### What the task requires
All of the data needs to be repeated exactly.

§ §

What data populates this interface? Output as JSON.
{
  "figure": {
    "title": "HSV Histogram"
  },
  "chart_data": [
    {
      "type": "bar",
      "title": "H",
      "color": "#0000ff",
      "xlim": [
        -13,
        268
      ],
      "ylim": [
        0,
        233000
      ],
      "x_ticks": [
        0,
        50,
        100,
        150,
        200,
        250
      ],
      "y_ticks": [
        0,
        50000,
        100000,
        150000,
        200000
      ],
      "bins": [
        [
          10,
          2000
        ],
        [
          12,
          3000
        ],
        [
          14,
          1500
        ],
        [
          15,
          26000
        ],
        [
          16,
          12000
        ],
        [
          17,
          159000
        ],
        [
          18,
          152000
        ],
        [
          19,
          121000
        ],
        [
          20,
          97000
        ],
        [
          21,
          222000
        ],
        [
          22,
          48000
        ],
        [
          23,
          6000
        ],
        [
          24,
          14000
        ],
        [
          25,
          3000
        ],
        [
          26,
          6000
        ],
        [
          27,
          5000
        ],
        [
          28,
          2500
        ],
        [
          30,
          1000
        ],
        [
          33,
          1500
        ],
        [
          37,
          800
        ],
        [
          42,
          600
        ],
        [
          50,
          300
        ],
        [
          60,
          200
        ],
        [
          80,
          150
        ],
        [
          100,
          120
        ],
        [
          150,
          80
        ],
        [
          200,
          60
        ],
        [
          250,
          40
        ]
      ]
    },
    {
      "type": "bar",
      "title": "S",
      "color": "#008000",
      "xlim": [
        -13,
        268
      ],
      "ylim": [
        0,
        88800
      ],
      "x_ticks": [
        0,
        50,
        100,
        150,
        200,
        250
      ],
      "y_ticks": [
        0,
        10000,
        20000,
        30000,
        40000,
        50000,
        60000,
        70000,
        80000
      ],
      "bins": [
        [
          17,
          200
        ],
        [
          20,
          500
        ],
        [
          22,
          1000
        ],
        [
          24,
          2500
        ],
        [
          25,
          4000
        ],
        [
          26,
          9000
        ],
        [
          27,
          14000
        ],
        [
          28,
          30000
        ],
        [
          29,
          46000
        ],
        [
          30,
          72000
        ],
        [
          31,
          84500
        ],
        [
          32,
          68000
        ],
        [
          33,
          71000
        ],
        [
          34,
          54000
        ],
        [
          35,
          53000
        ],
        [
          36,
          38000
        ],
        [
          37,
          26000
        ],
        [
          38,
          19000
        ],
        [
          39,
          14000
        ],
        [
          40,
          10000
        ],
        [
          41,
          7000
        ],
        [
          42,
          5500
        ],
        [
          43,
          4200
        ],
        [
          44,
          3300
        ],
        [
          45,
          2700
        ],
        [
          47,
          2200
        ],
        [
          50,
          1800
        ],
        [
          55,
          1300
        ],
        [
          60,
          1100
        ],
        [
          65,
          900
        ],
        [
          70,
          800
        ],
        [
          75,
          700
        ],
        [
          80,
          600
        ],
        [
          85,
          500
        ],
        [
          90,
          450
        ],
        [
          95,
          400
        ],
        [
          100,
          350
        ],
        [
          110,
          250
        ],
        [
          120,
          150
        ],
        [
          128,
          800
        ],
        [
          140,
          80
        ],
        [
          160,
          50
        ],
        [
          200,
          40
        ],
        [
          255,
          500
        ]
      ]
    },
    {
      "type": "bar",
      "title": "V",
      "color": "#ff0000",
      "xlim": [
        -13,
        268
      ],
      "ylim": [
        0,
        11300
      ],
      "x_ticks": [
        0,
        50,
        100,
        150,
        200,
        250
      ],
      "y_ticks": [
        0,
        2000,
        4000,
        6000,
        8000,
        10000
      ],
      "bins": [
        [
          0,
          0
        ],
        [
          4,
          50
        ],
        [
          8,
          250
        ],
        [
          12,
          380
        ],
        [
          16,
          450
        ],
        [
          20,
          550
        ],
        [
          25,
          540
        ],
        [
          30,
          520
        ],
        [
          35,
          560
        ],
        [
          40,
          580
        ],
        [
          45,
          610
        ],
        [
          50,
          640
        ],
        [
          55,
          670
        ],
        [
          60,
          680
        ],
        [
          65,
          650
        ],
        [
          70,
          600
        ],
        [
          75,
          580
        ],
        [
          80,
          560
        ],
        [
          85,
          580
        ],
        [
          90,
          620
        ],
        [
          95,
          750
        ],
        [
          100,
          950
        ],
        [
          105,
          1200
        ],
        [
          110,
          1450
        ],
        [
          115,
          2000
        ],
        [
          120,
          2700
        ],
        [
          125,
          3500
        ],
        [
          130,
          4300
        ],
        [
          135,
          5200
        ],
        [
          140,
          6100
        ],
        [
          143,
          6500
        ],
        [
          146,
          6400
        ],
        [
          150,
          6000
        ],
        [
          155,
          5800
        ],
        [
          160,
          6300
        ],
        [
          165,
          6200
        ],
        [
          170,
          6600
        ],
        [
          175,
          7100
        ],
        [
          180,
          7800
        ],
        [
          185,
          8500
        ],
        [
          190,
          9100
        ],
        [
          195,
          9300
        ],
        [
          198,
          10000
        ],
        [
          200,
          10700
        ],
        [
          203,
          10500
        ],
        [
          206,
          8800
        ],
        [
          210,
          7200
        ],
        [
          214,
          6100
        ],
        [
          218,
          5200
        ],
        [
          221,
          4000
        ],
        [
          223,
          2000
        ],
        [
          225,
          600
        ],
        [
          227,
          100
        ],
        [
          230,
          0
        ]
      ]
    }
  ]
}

§ §

### Full solution
What data populates this interface? Output as JSON.
{
  "figure": {
    "title": "HSV Histogram"
  },
  "chart_data": [
    {
      "type": "bar",
      "title": "H",
      "color": "#0000ff",
      "xlim": [
        -13,
        268
      ],
      "ylim": [
        0,
        233000
      ],
      "x_ticks": [
        0,
        50,
        100,
        150,
        200,
        250
      ],
      "y_ticks": [
        0,
        50000,
        100000,
        150000,
        200000
      ],
      "bins": [
        [
          10,
          2000
        ],
        [
          12,
          3000
        ],
        [
          14,
          1500
        ],
        [
          15,
          26000
        ],
        [
          16,
          12000
        ],
        [
          17,
          159000
        ],
        [
          18,
          152000
        ],
        [
          19,
          121000
        ],
        [
          20,
          97000
        ],
        [
          21,
          222000
        ],
        [
          22,
          48000
        ],
        [
          23,
          6000
        ],
        [
          24,
          14000
        ],
        [
          25,
          3000
        ],
        [
          26,
          6000
        ],
        [
          27,
          5000
        ],
        [
          28,
          2500
        ],
        [
          30,
          1000
        ],
        [
          33,
          1500
        ],
        [
          37,
          800
        ],
        [
          42,
          600
        ],
        [
          50,
          300
        ],
        [
          60,
          200
        ],
        [
          80,
          150
        ],
        [
          100,
          120
        ],
        [
          150,
          80
        ],
        [
          200,
          60
        ],
        [
          250,
          40
        ]
      ]
    },
    {
      "type": "bar",
      "title": "S",
      "color": "#008000",
      "xlim": [
        -13,
        268
      ],
      "ylim": [
        0,
        88800
      ],
      "x_ticks": [
        0,
        50,
        100,
        150,
        200,
        250
      ],
      "y_ticks": [
        0,
        10000,
        20000,
        30000,
        40000,
        50000,
        60000,
        70000,
        80000
      ],
      "bins": [
        [
          17,
          200
        ],
        [
          20,
          500
        ],
        [
          22,
          1000
        ],
        [
          24,
          2500
        ],
        [
          25,
          4000
        ],
        [
          26,
          9000
        ],
        [
          27,
          14000
        ],
        [
          28,
          30000
        ],
        [
          29,
          46000
        ],
        [
          30,
          72000
        ],
        [
          31,
          84500
        ],
        [
          32,
          68000
        ],
        [
          33,
          71000
        ],
        [
          34,
          54000
        ],
        [
          35,
          53000
        ],
        [
          36,
          38000
        ],
        [
          37,
          26000
        ],
        [
          38,
          19000
        ],
        [
          39,
          14000
        ],
        [
          40,
          10000
        ],
        [
          41,
          7000
        ],
        [
          42,
          5500
        ],
        [
          43,
          4200
        ],
        [
          44,
          3300
        ],
        [
          45,
          2700
        ],
        [
          47,
          2200
        ],
        [
          50,
          1800
        ],
        [
          55,
          1300
        ],
        [
          60,
          1100
        ],
        [
          65,
          900
        ],
        [
          70,
          800
        ],
        [
          75,
          700
        ],
        [
          80,
          600
        ],
        [
          85,
          500
        ],
        [
          90,
          450
        ],
        [
          95,
          400
        ],
        [
          100,
          350
        ],
        [
          110,
          250
        ],
        [
          120,
          150
        ],
        [
          128,
          800
        ],
        [
          140,
          80
        ],
        [
          160,
          50
        ],
        [
          200,
          40
        ],
        [
          255,
          500
        ]
      ]
    },
    {
      "type": "bar",
      "title": "V",
      "color": "#ff0000",
      "xlim": [
        -13,
        268
      ],
      "ylim": [
        0,
        11300
      ],
      "x_ticks": [
        0,
        50,
        100,
        150,
        200,
        250
      ],
      "y_ticks": [
        0,
        2000,
        4000,
        6000,
        8000,
        10000
      ],
      "bins": [
        [
          0,
          0
        ],
        [
          4,
          50
        ],
        [
          8,
          250
        ],
        [
          12,
          380
        ],
        [
          16,
          450
        ],
        [
          20,
          550
        ],
        [
          25,
          540
        ],
        [
          30,
          520
        ],
        [
          35,
          560
        ],
        [
          40,
          580
        ],
        [
          45,
          610
        ],
        [
          50,
          640
        ],
        [
          55,
          670
        ],
        [
          60,
          680
        ],
        [
          65,
          650
        ],
        [
          70,
          600
        ],
        [
          75,
          580
        ],
        [
          80,
          560
        ],
        [
          85,
          580
        ],
        [
          90,
          620
        ],
        [
          95,
          750
        ],
        [
          100,
          950
        ],
        [
          105,
          1200
        ],
        [
          110,
          1450
        ],
        [
          115,
          2000
        ],
        [
          120,
          2700
        ],
        [
          125,
          3500
        ],
        [
          130,
          4300
        ],
        [
          135,
          5200
        ],
        [
          140,
          6100
        ],
        [
          143,
          6500
        ],
        [
          146,
          6400
        ],
        [
          150,
          6000
        ],
        [
          155,
          5800
        ],
        [
          160,
          6300
        ],
        [
          165,
          6200
        ],
        [
          170,
          6600
        ],
        [
          175,
          7100
        ],
        [
          180,
          7800
        ],
        [
          185,
          8500
        ],
        [
          190,
          9100
        ],
        [
          195,
          9300
        ],
        [
          198,
          10000
        ],
        [
          200,
          10700
        ],
        [
          203,
          10500
        ],
        [
          206,
          8800
        ],
        [
          210,
          7200
        ],
        [
          214,
          6100
        ],
        [
          218,
          5200
        ],
        [
          221,
          4000
        ],
        [
          223,
          2000
        ],
        [
          225,
          600
        ],
        [
          227,
          100
        ],
        [
          230,
          0
        ]
      ]
    }
  ]
}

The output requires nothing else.